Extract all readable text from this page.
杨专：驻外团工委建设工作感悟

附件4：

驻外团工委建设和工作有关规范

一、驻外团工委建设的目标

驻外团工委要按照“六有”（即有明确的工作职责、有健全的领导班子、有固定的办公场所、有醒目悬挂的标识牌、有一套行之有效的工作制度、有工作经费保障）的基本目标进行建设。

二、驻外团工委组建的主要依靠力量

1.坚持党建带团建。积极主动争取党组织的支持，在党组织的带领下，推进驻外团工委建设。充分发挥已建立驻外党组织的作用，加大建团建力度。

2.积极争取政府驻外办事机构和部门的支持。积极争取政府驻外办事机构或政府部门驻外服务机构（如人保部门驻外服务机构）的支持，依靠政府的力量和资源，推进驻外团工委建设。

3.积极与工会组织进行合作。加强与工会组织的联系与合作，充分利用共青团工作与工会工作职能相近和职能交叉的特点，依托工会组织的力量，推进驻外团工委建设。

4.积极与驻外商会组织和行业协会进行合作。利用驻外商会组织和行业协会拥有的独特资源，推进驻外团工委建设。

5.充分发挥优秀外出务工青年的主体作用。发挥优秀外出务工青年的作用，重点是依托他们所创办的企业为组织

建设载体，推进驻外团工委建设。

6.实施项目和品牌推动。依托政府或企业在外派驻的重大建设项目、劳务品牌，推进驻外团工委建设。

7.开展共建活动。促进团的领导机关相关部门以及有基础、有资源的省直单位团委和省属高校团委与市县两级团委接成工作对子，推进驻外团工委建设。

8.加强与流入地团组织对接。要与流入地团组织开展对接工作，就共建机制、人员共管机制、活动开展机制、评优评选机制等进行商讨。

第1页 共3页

········

Retype the listing. Match it exactly.

SOLUTION FOR THIS TASK:
Extract all readable text from this page.
杨专：驻外团工委建设工作感悟

附件4：

驻外团工委建设和工作有关规范

一、驻外团工委建设的目标

驻外团工委要按照“六有”（即有明确的工作职责、有健全的领导班子、有固定的办公场所、有醒目悬挂的标识牌、有一套行之有效的工作制度、有工作经费保障）的基本目标进行建设。

二、驻外团工委组建的主要依靠力量

1.坚持党建带团建。积极主动争取党组织的支持，在党组织的带领下，推进驻外团工委建设。充分发挥已建立驻外党组织的作用，加大建团建力度。

2.积极争取政府驻外办事机构和部门的支持。积极争取政府驻外办事机构或政府部门驻外服务机构（如人保部门驻外服务机构）的支持，依靠政府的力量和资源，推进驻外团工委建设。

3.积极与工会组织进行合作。加强与工会组织的联系与合作，充分利用共青团工作与工会工作职能相近和职能交叉的特点，依托工会组织的力量，推进驻外团工委建设。

4.积极与驻外商会组织和行业协会进行合作。利用驻外商会组织和行业协会拥有的独特资源，推进驻外团工委建设。

5.充分发挥优秀外出务工青年的主体作用。发挥优秀外出务工青年的作用，重点是依托他们所创办的企业为组织

建设载体，推进驻外团工委建设。

6.实施项目和品牌推动。依托政府或企业在外派驻的重大建设项目、劳务品牌，推进驻外团工委建设。

7.开展共建活动。促进团的领导机关相关部门以及有基础、有资源的省直单位团委和省属高校团委与市县两级团委接成工作对子，推进驻外团工委建设。

8.加强与流入地团组织对接。要与流入地团组织开展对接工作，就共建机制、人员共管机制、活动开展机制、评优评选机制等进行商讨。

第1页 共3页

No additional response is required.